» **EXERCISE DETAILS**
Copy every record exactly, and keep the pictures out.
__________________________________________________
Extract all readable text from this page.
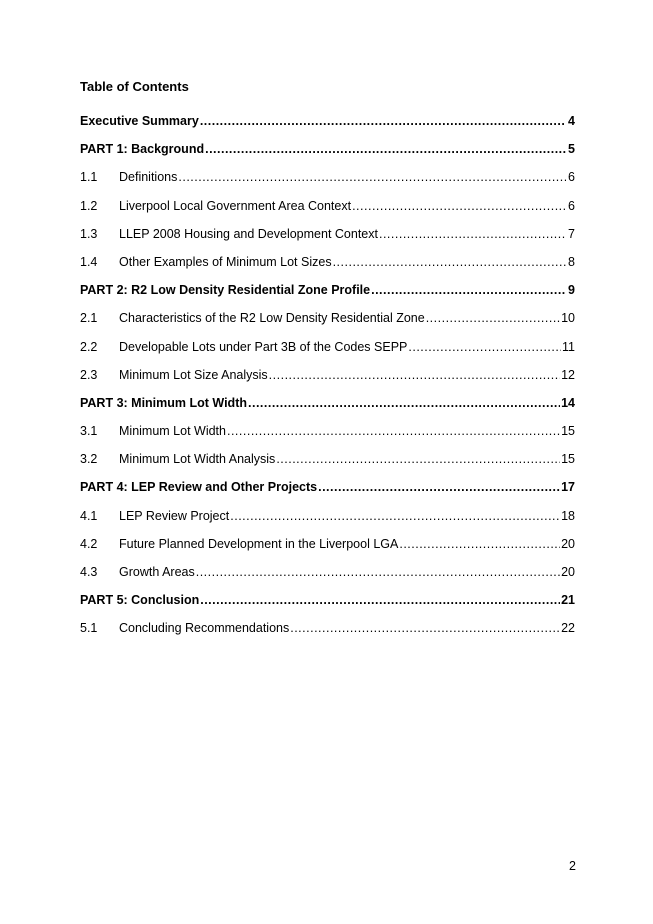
Table of Contents
Executive Summary .....	4
PART 1: Background .....	5
1.1	Definitions .....	6
1.2	Liverpool Local Government Area Context .....	6
1.3	LLEP 2008 Housing and Development Context .....	7
1.4	Other Examples of Minimum Lot Sizes .....	8
PART 2: R2 Low Density Residential Zone Profile .....	9
2.1	Characteristics of the R2 Low Density Residential Zone .....	10
2.2	Developable Lots under Part 3B of the Codes SEPP .....	11
2.3	Minimum Lot Size Analysis .....	12
PART 3: Minimum Lot Width .....	14
3.1	Minimum Lot Width .....	15
3.2	Minimum Lot Width Analysis .....	15
PART 4: LEP Review and Other Projects .....	17
4.1	LEP Review Project .....	18
4.2	Future Planned Development in the Liverpool LGA .....	20
4.3	Growth Areas .....	20
PART 5: Conclusion .....	21
5.1	Concluding Recommendations .....	22
2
__________________________________________________
» **RESULT BELOW**
Extract all readable text from this page.
Table of Contents
Executive Summary .....	4
PART 1: Background .....	5
1.1	Definitions .....	6
1.2	Liverpool Local Government Area Context .....	6
1.3	LLEP 2008 Housing and Development Context .....	7
1.4	Other Examples of Minimum Lot Sizes .....	8
PART 2: R2 Low Density Residential Zone Profile .....	9
2.1	Characteristics of the R2 Low Density Residential Zone .....	10
2.2	Developable Lots under Part 3B of the Codes SEPP .....	11
2.3	Minimum Lot Size Analysis .....	12
PART 3: Minimum Lot Width .....	14
3.1	Minimum Lot Width .....	15
3.2	Minimum Lot Width Analysis .....	15
PART 4: LEP Review and Other Projects .....	17
4.1	LEP Review Project .....	18
4.2	Future Planned Development in the Liverpool LGA .....	20
4.3	Growth Areas .....	20
PART 5: Conclusion .....	21
5.1	Concluding Recommendations .....	22
2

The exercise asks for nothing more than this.